*GIVEN INSTRUCTION*. You are to retype all of the data exactly as it appears.

____________________

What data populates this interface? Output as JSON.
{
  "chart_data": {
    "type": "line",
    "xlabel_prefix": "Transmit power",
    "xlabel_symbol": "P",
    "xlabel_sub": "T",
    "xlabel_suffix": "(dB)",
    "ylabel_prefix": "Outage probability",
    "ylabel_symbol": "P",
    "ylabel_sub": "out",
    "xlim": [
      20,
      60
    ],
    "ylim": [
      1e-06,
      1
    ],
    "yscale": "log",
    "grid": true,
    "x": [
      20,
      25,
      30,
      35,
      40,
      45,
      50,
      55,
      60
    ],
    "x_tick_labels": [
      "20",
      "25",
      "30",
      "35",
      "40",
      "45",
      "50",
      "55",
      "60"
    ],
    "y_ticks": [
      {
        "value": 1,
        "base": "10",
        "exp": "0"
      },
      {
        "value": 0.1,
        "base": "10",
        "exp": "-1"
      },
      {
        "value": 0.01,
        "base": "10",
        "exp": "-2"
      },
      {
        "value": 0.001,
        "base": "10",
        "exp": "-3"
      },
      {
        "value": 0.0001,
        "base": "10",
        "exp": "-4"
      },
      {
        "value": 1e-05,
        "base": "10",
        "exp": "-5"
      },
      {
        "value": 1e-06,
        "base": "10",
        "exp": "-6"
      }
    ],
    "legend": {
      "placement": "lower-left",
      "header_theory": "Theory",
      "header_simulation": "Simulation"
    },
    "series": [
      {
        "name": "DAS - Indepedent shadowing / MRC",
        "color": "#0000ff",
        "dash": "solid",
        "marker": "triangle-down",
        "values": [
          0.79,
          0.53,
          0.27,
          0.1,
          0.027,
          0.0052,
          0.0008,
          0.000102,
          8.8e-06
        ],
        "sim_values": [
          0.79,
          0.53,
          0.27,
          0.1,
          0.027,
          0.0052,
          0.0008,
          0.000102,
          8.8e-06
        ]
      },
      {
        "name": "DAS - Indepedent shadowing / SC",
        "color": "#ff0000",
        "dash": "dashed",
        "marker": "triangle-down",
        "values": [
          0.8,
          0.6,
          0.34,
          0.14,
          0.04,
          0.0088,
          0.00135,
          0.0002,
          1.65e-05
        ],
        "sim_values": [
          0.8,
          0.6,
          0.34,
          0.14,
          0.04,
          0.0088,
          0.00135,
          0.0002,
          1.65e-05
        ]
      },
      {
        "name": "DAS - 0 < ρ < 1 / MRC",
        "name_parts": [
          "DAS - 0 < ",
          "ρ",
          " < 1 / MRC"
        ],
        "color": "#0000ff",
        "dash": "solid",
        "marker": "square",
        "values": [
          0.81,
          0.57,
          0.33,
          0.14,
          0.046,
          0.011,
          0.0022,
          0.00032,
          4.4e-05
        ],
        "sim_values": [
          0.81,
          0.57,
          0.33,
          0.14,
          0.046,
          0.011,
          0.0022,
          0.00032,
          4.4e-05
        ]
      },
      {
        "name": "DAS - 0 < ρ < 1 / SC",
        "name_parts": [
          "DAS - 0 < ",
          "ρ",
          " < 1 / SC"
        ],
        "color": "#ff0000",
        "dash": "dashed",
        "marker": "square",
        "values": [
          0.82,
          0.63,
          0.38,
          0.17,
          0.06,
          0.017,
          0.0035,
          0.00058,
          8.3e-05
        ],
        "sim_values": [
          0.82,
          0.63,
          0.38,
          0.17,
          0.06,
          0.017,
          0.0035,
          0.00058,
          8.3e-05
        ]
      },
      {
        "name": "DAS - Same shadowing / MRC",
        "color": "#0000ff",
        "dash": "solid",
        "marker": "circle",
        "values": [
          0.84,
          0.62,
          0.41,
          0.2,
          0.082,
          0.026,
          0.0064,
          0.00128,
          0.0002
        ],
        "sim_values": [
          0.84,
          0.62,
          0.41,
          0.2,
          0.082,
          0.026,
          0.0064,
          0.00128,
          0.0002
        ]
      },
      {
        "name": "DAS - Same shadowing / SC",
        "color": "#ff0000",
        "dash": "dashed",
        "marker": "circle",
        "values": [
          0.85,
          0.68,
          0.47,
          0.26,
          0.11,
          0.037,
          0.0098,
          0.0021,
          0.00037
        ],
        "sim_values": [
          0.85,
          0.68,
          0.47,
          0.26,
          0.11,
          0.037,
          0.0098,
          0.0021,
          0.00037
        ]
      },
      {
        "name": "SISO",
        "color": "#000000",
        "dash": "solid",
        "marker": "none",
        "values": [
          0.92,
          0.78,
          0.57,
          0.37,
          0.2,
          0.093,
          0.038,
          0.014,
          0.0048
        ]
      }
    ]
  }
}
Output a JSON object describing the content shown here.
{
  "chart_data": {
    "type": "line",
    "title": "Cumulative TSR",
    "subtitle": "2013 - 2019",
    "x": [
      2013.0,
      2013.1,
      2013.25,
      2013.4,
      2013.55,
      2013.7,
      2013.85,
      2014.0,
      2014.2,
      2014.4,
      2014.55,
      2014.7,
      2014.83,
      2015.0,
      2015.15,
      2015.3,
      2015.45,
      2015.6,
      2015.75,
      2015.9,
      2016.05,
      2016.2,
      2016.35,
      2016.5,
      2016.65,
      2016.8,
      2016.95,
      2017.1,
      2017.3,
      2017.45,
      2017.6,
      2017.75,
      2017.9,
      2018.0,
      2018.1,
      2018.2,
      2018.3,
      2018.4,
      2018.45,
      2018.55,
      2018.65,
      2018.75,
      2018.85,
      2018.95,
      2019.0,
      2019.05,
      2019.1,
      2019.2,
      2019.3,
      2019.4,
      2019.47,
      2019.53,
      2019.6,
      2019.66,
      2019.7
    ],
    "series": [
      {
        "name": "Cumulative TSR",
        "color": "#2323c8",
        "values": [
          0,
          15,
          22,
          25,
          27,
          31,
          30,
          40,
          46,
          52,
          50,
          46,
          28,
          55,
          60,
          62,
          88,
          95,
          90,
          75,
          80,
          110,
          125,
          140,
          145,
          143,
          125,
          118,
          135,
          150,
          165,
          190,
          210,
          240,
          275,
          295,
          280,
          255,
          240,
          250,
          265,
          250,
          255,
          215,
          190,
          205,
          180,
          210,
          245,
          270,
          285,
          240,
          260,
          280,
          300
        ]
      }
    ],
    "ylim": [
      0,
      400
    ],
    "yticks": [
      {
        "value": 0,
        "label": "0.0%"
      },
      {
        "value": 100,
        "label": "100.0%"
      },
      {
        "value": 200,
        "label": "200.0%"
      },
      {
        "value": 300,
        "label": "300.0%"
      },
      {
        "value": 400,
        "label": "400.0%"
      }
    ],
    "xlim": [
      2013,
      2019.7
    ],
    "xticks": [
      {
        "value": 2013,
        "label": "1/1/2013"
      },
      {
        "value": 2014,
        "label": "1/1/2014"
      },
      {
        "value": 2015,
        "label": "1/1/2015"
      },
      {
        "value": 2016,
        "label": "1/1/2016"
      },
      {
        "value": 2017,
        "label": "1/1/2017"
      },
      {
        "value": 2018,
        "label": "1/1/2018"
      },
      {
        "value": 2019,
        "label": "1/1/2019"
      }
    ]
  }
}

____________________

*COMPLETE OUTPUT*.
What data populates this interface? Output as JSON.
{
  "chart_data": {
    "type": "line",
    "xlabel_prefix": "Transmit power",
    "xlabel_symbol": "P",
    "xlabel_sub": "T",
    "xlabel_suffix": "(dB)",
    "ylabel_prefix": "Outage probability",
    "ylabel_symbol": "P",
    "ylabel_sub": "out",
    "xlim": [
      20,
      60
    ],
    "ylim": [
      1e-06,
      1
    ],
    "yscale": "log",
    "grid": true,
    "x": [
      20,
      25,
      30,
      35,
      40,
      45,
      50,
      55,
      60
    ],
    "x_tick_labels": [
      "20",
      "25",
      "30",
      "35",
      "40",
      "45",
      "50",
      "55",
      "60"
    ],
    "y_ticks": [
      {
        "value": 1,
        "base": "10",
        "exp": "0"
      },
      {
        "value": 0.1,
        "base": "10",
        "exp": "-1"
      },
      {
        "value": 0.01,
        "base": "10",
        "exp": "-2"
      },
      {
        "value": 0.001,
        "base": "10",
        "exp": "-3"
      },
      {
        "value": 0.0001,
        "base": "10",
        "exp": "-4"
      },
      {
        "value": 1e-05,
        "base": "10",
        "exp": "-5"
      },
      {
        "value": 1e-06,
        "base": "10",
        "exp": "-6"
      }
    ],
    "legend": {
      "placement": "lower-left",
      "header_theory": "Theory",
      "header_simulation": "Simulation"
    },
    "series": [
      {
        "name": "DAS - Indepedent shadowing / MRC",
        "color": "#0000ff",
        "dash": "solid",
        "marker": "triangle-down",
        "values": [
          0.79,
          0.53,
          0.27,
          0.1,
          0.027,
          0.0052,
          0.0008,
          0.000102,
          8.8e-06
        ],
        "sim_values": [
          0.79,
          0.53,
          0.27,
          0.1,
          0.027,
          0.0052,
          0.0008,
          0.000102,
          8.8e-06
        ]
      },
      {
        "name": "DAS - Indepedent shadowing / SC",
        "color": "#ff0000",
        "dash": "dashed",
        "marker": "triangle-down",
        "values": [
          0.8,
          0.6,
          0.34,
          0.14,
          0.04,
          0.0088,
          0.00135,
          0.0002,
          1.65e-05
        ],
        "sim_values": [
          0.8,
          0.6,
          0.34,
          0.14,
          0.04,
          0.0088,
          0.00135,
          0.0002,
          1.65e-05
        ]
      },
      {
        "name": "DAS - 0 < ρ < 1 / MRC",
        "name_parts": [
          "DAS - 0 < ",
          "ρ",
          " < 1 / MRC"
        ],
        "color": "#0000ff",
        "dash": "solid",
        "marker": "square",
        "values": [
          0.81,
          0.57,
          0.33,
          0.14,
          0.046,
          0.011,
          0.0022,
          0.00032,
          4.4e-05
        ],
        "sim_values": [
          0.81,
          0.57,
          0.33,
          0.14,
          0.046,
          0.011,
          0.0022,
          0.00032,
          4.4e-05
        ]
      },
      {
        "name": "DAS - 0 < ρ < 1 / SC",
        "name_parts": [
          "DAS - 0 < ",
          "ρ",
          " < 1 / SC"
        ],
        "color": "#ff0000",
        "dash": "dashed",
        "marker": "square",
        "values": [
          0.82,
          0.63,
          0.38,
          0.17,
          0.06,
          0.017,
          0.0035,
          0.00058,
          8.3e-05
        ],
        "sim_values": [
          0.82,
          0.63,
          0.38,
          0.17,
          0.06,
          0.017,
          0.0035,
          0.00058,
          8.3e-05
        ]
      },
      {
        "name": "DAS - Same shadowing / MRC",
        "color": "#0000ff",
        "dash": "solid",
        "marker": "circle",
        "values": [
          0.84,
          0.62,
          0.41,
          0.2,
          0.082,
          0.026,
          0.0064,
          0.00128,
          0.0002
        ],
        "sim_values": [
          0.84,
          0.62,
          0.41,
          0.2,
          0.082,
          0.026,
          0.0064,
          0.00128,
          0.0002
        ]
      },
      {
        "name": "DAS - Same shadowing / SC",
        "color": "#ff0000",
        "dash": "dashed",
        "marker": "circle",
        "values": [
          0.85,
          0.68,
          0.47,
          0.26,
          0.11,
          0.037,
          0.0098,
          0.0021,
          0.00037
        ],
        "sim_values": [
          0.85,
          0.68,
          0.47,
          0.26,
          0.11,
          0.037,
          0.0098,
          0.0021,
          0.00037
        ]
      },
      {
        "name": "SISO",
        "color": "#000000",
        "dash": "solid",
        "marker": "none",
        "values": [
          0.92,
          0.78,
          0.57,
          0.37,
          0.2,
          0.093,
          0.038,
          0.014,
          0.0048
        ]
      }
    ]
  }
}
Output a JSON object describing the content shown here.
{
  "chart_data": {
    "type": "line",
    "title": "Cumulative TSR",
    "subtitle": "2013 - 2019",
    "x": [
      2013.0,
      2013.1,
      2013.25,
      2013.4,
      2013.55,
      2013.7,
      2013.85,
      2014.0,
      2014.2,
      2014.4,
      2014.55,
      2014.7,
      2014.83,
      2015.0,
      2015.15,
      2015.3,
      2015.45,
      2015.6,
      2015.75,
      2015.9,
      2016.05,
      2016.2,
      2016.35,
      2016.5,
      2016.65,
      2016.8,
      2016.95,
      2017.1,
      2017.3,
      2017.45,
      2017.6,
      2017.75,
      2017.9,
      2018.0,
      2018.1,
      2018.2,
      2018.3,
      2018.4,
      2018.45,
      2018.55,
      2018.65,
      2018.75,
      2018.85,
      2018.95,
      2019.0,
      2019.05,
      2019.1,
      2019.2,
      2019.3,
      2019.4,
      2019.47,
      2019.53,
      2019.6,
      2019.66,
      2019.7
    ],
    "series": [
      {
        "name": "Cumulative TSR",
        "color": "#2323c8",
        "values": [
          0,
          15,
          22,
          25,
          27,
          31,
          30,
          40,
          46,
          52,
          50,
          46,
          28,
          55,
          60,
          62,
          88,
          95,
          90,
          75,
          80,
          110,
          125,
          140,
          145,
          143,
          125,
          118,
          135,
          150,
          165,
          190,
          210,
          240,
          275,
          295,
          280,
          255,
          240,
          250,
          265,
          250,
          255,
          215,
          190,
          205,
          180,
          210,
          245,
          270,
          285,
          240,
          260,
          280,
          300
        ]
      }
    ],
    "ylim": [
      0,
      400
    ],
    "yticks": [
      {
        "value": 0,
        "label": "0.0%"
      },
      {
        "value": 100,
        "label": "100.0%"
      },
      {
        "value": 200,
        "label": "200.0%"
      },
      {
        "value": 300,
        "label": "300.0%"
      },
      {
        "value": 400,
        "label": "400.0%"
      }
    ],
    "xlim": [
      2013,
      2019.7
    ],
    "xticks": [
      {
        "value": 2013,
        "label": "1/1/2013"
      },
      {
        "value": 2014,
        "label": "1/1/2014"
      },
      {
        "value": 2015,
        "label": "1/1/2015"
      },
      {
        "value": 2016,
        "label": "1/1/2016"
      },
      {
        "value": 2017,
        "label": "1/1/2017"
      },
      {
        "value": 2018,
        "label": "1/1/2018"
      },
      {
        "value": 2019,
        "label": "1/1/2019"
      }
    ]
  }
}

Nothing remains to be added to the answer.